→ EXTRACTED INFORMATION
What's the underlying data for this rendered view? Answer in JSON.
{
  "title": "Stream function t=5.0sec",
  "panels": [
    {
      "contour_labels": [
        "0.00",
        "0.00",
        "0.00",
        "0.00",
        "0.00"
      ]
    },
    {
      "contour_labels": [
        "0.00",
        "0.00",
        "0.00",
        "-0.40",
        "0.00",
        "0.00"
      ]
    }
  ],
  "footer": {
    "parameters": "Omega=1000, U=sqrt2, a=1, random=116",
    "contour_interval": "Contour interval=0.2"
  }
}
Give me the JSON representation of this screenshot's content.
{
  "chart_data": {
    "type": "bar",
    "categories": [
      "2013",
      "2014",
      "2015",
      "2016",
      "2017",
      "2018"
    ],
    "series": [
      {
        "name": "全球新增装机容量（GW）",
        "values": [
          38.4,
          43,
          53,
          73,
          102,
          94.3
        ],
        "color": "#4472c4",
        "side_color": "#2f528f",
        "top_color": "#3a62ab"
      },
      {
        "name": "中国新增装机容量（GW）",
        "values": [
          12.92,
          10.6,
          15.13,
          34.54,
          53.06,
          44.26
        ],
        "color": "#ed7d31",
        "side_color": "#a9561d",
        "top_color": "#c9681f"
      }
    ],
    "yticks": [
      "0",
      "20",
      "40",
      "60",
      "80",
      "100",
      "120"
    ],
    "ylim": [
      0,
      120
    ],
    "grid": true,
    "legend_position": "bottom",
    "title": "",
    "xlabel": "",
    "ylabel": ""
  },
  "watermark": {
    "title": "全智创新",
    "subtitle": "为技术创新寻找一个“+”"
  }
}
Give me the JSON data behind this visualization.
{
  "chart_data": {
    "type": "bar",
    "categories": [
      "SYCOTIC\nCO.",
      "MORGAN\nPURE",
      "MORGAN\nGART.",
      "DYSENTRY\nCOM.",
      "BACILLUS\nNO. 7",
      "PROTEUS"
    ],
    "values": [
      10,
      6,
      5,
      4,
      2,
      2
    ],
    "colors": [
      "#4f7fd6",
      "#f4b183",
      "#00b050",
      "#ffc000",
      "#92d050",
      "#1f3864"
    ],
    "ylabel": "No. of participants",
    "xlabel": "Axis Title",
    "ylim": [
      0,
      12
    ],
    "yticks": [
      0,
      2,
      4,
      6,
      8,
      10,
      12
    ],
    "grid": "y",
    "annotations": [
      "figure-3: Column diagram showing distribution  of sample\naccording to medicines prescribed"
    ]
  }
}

→ WHAT THE TASK ASKS
From the line containing "Give me the JSON data" to the last line of the material, please quote every line exactly and only those.

→ WORKED SOLUTION
Give me the JSON data behind this visualization.
{
  "chart_data": {
    "type": "bar",
    "categories": [
      "SYCOTIC\nCO.",
      "MORGAN\nPURE",
      "MORGAN\nGART.",
      "DYSENTRY\nCOM.",
      "BACILLUS\nNO. 7",
      "PROTEUS"
    ],
    "values": [
      10,
      6,
      5,
      4,
      2,
      2
    ],
    "colors": [
      "#4f7fd6",
      "#f4b183",
      "#00b050",
      "#ffc000",
      "#92d050",
      "#1f3864"
    ],
    "ylabel": "No. of participants",
    "xlabel": "Axis Title",
    "ylim": [
      0,
      12
    ],
    "yticks": [
      0,
      2,
      4,
      6,
      8,
      10,
      12
    ],
    "grid": "y",
    "annotations": [
      "figure-3: Column diagram showing distribution  of sample\naccording to medicines prescribed"
    ]
  }
}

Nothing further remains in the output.